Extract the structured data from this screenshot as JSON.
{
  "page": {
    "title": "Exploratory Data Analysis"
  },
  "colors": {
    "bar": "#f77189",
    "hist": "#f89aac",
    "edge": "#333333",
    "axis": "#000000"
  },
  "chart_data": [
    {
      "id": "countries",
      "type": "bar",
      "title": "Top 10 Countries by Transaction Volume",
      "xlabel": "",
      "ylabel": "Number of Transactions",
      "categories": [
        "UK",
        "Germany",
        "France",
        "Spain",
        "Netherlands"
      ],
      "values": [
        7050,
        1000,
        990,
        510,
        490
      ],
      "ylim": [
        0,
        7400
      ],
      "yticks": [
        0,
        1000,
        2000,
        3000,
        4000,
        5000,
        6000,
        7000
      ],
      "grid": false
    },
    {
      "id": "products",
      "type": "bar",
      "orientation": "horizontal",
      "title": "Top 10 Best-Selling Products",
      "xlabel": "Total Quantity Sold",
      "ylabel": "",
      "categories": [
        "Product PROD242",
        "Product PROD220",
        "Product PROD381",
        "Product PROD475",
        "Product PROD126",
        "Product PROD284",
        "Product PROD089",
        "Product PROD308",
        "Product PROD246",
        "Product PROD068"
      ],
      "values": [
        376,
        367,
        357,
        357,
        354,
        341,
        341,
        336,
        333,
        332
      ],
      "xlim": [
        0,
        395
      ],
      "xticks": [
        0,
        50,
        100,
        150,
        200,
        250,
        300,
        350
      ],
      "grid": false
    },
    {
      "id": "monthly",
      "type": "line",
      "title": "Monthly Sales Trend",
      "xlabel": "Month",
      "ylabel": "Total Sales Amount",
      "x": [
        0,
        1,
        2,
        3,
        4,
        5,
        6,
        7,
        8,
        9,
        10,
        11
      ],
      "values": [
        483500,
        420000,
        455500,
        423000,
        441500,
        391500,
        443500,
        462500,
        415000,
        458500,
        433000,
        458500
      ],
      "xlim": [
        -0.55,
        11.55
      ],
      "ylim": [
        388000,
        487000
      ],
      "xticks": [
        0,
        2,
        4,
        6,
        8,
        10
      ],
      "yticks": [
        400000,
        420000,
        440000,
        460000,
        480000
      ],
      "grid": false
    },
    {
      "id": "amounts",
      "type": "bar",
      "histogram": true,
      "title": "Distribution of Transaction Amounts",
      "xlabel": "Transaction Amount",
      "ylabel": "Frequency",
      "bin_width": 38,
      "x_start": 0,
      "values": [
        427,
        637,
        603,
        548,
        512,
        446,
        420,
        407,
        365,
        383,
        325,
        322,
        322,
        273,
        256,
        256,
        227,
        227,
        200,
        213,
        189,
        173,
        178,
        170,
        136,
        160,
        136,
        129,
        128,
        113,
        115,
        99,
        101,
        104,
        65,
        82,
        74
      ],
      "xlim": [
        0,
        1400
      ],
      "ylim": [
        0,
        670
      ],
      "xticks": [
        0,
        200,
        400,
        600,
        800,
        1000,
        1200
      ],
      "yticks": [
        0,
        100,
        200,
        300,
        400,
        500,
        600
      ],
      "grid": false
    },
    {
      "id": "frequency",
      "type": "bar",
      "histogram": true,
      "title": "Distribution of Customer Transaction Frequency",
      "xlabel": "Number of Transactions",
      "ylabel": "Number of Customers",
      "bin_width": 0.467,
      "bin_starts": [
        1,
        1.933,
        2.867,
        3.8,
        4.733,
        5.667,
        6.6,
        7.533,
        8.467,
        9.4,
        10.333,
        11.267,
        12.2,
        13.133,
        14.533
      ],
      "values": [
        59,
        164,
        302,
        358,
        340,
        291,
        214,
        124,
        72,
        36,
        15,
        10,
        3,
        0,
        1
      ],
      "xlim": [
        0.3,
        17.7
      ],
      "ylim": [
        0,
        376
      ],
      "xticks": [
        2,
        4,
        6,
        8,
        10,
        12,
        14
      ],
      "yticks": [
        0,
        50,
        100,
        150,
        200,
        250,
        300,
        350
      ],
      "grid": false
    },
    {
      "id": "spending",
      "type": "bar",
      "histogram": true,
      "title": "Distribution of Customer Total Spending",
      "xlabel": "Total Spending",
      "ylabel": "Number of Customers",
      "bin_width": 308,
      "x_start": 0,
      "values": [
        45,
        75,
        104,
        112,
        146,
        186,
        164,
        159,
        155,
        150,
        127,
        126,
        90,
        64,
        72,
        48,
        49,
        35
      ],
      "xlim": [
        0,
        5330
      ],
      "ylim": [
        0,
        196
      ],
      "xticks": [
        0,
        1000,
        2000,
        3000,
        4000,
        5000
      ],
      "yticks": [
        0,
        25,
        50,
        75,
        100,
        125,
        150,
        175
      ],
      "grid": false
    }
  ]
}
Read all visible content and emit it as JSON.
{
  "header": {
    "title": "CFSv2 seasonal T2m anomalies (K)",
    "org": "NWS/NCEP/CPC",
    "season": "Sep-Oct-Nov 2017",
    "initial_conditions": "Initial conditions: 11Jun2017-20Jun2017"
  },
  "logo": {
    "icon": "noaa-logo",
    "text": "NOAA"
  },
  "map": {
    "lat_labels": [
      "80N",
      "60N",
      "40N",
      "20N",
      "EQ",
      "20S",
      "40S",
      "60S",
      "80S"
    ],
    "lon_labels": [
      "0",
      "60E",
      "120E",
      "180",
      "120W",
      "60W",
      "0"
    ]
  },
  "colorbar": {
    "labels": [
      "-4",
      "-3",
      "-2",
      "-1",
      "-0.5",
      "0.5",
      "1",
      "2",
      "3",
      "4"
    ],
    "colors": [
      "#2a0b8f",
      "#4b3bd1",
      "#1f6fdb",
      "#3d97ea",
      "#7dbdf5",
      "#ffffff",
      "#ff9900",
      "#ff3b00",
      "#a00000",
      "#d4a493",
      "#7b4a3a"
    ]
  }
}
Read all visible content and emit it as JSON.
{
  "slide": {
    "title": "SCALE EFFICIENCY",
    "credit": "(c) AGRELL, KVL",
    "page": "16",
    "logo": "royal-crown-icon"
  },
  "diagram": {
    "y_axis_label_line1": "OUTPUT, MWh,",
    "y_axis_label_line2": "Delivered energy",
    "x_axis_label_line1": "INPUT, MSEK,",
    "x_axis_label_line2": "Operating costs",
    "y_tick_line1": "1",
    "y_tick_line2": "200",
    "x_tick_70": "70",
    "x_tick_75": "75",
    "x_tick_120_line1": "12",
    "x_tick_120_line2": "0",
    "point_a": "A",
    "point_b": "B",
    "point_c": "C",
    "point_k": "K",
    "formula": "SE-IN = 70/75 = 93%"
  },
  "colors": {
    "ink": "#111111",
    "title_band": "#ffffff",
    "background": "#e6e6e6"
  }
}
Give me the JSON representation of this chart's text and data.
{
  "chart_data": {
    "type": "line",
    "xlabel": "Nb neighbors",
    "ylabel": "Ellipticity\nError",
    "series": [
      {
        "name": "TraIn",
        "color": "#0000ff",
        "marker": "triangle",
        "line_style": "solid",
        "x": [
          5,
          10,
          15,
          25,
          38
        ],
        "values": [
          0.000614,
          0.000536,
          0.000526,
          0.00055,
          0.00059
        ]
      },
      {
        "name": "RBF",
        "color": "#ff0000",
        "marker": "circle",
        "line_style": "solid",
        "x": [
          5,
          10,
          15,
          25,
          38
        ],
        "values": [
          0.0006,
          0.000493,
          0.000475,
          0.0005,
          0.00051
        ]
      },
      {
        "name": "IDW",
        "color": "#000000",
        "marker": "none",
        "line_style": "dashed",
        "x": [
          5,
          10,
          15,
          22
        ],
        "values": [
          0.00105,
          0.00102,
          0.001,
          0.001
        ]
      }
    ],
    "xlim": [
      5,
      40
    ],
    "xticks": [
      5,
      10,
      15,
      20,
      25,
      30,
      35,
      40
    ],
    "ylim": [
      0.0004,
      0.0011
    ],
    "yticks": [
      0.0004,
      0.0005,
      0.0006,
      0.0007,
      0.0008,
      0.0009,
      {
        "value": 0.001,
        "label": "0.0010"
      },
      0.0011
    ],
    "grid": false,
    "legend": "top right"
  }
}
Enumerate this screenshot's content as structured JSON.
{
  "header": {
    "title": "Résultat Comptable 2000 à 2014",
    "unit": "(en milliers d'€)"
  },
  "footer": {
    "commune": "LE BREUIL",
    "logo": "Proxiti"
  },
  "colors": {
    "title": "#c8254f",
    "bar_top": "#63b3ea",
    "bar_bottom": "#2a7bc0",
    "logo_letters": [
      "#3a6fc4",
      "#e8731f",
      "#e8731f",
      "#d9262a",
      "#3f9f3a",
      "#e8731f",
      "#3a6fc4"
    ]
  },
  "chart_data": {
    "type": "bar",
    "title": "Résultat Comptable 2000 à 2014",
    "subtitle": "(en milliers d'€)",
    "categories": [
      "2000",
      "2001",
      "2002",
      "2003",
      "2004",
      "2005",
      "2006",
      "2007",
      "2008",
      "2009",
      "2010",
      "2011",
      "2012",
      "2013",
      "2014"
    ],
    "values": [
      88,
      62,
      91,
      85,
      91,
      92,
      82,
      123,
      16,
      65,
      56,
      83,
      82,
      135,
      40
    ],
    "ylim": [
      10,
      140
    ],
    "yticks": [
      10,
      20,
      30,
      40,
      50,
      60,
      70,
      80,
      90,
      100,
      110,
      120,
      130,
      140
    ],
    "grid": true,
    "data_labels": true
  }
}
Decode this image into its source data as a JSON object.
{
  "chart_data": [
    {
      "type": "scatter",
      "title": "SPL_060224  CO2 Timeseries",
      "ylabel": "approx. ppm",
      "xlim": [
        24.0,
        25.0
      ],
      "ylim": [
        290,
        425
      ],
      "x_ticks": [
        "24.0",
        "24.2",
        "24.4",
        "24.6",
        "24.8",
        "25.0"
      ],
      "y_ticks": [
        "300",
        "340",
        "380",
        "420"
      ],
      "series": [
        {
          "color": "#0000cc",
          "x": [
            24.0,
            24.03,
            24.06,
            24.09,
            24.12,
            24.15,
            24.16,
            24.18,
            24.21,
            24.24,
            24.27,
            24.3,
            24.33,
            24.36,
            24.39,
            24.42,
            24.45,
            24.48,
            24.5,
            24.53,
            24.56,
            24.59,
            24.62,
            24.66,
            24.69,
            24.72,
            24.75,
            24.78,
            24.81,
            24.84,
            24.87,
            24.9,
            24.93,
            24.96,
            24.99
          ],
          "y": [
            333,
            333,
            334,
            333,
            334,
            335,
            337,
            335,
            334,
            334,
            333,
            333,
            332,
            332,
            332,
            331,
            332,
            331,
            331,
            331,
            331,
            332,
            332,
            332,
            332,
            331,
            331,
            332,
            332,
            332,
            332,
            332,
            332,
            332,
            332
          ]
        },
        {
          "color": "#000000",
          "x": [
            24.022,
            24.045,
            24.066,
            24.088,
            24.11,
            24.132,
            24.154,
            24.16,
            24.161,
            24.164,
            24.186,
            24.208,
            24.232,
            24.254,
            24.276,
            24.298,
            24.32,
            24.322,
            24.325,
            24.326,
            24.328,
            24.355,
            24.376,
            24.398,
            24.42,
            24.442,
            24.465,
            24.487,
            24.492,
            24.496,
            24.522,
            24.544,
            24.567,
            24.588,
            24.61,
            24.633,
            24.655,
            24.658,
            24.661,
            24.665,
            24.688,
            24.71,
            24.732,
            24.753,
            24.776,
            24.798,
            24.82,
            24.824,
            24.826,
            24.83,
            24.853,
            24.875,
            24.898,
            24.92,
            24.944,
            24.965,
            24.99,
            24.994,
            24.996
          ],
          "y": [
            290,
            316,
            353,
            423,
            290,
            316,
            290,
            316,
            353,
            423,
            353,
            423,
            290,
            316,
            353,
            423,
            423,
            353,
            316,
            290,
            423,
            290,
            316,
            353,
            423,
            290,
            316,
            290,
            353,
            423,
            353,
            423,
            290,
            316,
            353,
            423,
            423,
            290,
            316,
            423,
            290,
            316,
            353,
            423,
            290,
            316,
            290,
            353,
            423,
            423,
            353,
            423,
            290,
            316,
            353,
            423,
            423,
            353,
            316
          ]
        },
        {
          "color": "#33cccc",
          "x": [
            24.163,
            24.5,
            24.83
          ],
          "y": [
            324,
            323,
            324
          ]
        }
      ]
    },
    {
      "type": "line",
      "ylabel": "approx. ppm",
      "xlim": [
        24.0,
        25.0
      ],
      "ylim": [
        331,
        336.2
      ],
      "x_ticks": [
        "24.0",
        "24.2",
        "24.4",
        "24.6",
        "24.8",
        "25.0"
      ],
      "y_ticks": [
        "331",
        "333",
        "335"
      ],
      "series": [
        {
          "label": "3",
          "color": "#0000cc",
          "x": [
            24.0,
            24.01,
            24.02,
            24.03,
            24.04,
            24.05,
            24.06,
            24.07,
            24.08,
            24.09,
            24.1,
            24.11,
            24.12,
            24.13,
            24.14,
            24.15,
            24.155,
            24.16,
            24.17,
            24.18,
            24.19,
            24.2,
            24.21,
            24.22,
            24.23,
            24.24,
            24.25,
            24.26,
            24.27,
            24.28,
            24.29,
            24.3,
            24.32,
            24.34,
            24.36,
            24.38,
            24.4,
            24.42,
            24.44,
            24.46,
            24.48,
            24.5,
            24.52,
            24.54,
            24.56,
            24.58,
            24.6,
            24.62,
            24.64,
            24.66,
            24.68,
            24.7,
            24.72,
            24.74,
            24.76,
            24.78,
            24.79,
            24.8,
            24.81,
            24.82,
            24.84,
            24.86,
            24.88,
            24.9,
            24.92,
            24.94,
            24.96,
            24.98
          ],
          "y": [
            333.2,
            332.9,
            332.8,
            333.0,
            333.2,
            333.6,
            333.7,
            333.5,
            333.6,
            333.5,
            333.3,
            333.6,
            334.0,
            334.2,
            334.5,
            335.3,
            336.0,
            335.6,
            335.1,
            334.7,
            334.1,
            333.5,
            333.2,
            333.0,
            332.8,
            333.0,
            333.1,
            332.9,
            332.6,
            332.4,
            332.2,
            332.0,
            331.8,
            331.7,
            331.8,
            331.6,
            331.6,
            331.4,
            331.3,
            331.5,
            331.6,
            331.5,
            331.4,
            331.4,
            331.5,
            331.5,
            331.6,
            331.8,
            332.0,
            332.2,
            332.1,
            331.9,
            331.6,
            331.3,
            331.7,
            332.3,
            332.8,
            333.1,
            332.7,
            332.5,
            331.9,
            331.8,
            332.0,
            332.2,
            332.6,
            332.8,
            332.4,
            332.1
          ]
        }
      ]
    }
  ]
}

--*--

**What needs to be done**
Report all lines of the data that include the word "ylabel".

**Solved problem**
      "ylabel": "Number of Transactions",
      "ylabel": "",
      "ylabel": "Total Sales Amount",
      "ylabel": "Frequency",
      "ylabel": "Number of Customers",
      "ylabel": "Number of Customers",
    "ylabel": "Ellipticity\nError",
      "ylabel": "approx. ppm",
      "ylabel": "approx. ppm",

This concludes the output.